--- START DATASET ENTRIES ---

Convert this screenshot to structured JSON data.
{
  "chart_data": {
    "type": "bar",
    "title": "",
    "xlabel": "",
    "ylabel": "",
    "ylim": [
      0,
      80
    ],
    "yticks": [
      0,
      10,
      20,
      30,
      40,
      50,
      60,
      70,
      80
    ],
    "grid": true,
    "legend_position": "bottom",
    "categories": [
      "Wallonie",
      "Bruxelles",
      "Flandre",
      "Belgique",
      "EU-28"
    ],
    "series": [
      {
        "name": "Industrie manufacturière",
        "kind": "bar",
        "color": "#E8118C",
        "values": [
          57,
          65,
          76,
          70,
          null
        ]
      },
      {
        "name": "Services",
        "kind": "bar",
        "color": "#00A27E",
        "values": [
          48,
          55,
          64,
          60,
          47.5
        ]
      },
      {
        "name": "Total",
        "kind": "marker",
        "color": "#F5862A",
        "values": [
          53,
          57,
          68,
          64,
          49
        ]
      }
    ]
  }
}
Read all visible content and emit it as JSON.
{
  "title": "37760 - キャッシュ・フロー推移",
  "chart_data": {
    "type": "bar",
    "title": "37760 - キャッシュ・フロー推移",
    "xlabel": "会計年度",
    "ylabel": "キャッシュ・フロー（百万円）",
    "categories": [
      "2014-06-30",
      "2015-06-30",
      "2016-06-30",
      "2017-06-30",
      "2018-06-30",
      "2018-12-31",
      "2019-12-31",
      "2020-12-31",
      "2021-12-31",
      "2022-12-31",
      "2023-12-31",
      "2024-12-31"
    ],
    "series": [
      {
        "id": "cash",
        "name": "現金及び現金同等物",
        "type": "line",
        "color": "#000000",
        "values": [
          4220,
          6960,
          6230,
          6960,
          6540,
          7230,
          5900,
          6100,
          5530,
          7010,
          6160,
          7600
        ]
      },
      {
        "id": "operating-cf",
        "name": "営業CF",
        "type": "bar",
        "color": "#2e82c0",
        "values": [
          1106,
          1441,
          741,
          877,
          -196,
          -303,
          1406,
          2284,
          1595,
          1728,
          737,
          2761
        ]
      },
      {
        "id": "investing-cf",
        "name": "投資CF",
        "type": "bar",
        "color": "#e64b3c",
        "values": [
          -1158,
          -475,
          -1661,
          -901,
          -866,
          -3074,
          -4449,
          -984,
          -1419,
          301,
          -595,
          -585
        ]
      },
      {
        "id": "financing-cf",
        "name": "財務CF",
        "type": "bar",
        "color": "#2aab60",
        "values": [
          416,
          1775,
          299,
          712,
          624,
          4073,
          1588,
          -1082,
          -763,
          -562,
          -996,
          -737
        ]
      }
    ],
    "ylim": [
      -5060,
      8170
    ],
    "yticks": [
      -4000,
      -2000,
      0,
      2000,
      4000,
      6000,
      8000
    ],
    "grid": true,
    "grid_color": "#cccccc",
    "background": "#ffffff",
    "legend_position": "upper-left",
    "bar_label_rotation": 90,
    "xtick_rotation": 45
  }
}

--- END DATASET ENTRIES ---

→ TASK GOAL:
Copy out each record from above, exactly.

→ CORRECT OUTPUT:
Convert this screenshot to structured JSON data.
{
  "chart_data": {
    "type": "bar",
    "title": "",
    "xlabel": "",
    "ylabel": "",
    "ylim": [
      0,
      80
    ],
    "yticks": [
      0,
      10,
      20,
      30,
      40,
      50,
      60,
      70,
      80
    ],
    "grid": true,
    "legend_position": "bottom",
    "categories": [
      "Wallonie",
      "Bruxelles",
      "Flandre",
      "Belgique",
      "EU-28"
    ],
    "series": [
      {
        "name": "Industrie manufacturière",
        "kind": "bar",
        "color": "#E8118C",
        "values": [
          57,
          65,
          76,
          70,
          null
        ]
      },
      {
        "name": "Services",
        "kind": "bar",
        "color": "#00A27E",
        "values": [
          48,
          55,
          64,
          60,
          47.5
        ]
      },
      {
        "name": "Total",
        "kind": "marker",
        "color": "#F5862A",
        "values": [
          53,
          57,
          68,
          64,
          49
        ]
      }
    ]
  }
}
Read all visible content and emit it as JSON.
{
  "title": "37760 - キャッシュ・フロー推移",
  "chart_data": {
    "type": "bar",
    "title": "37760 - キャッシュ・フロー推移",
    "xlabel": "会計年度",
    "ylabel": "キャッシュ・フロー（百万円）",
    "categories": [
      "2014-06-30",
      "2015-06-30",
      "2016-06-30",
      "2017-06-30",
      "2018-06-30",
      "2018-12-31",
      "2019-12-31",
      "2020-12-31",
      "2021-12-31",
      "2022-12-31",
      "2023-12-31",
      "2024-12-31"
    ],
    "series": [
      {
        "id": "cash",
        "name": "現金及び現金同等物",
        "type": "line",
        "color": "#000000",
        "values": [
          4220,
          6960,
          6230,
          6960,
          6540,
          7230,
          5900,
          6100,
          5530,
          7010,
          6160,
          7600
        ]
      },
      {
        "id": "operating-cf",
        "name": "営業CF",
        "type": "bar",
        "color": "#2e82c0",
        "values": [
          1106,
          1441,
          741,
          877,
          -196,
          -303,
          1406,
          2284,
          1595,
          1728,
          737,
          2761
        ]
      },
      {
        "id": "investing-cf",
        "name": "投資CF",
        "type": "bar",
        "color": "#e64b3c",
        "values": [
          -1158,
          -475,
          -1661,
          -901,
          -866,
          -3074,
          -4449,
          -984,
          -1419,
          301,
          -595,
          -585
        ]
      },
      {
        "id": "financing-cf",
        "name": "財務CF",
        "type": "bar",
        "color": "#2aab60",
        "values": [
          416,
          1775,
          299,
          712,
          624,
          4073,
          1588,
          -1082,
          -763,
          -562,
          -996,
          -737
        ]
      }
    ],
    "ylim": [
      -5060,
      8170
    ],
    "yticks": [
      -4000,
      -2000,
      0,
      2000,
      4000,
      6000,
      8000
    ],
    "grid": true,
    "grid_color": "#cccccc",
    "background": "#ffffff",
    "legend_position": "upper-left",
    "bar_label_rotation": 90,
    "xtick_rotation": 45
  }
}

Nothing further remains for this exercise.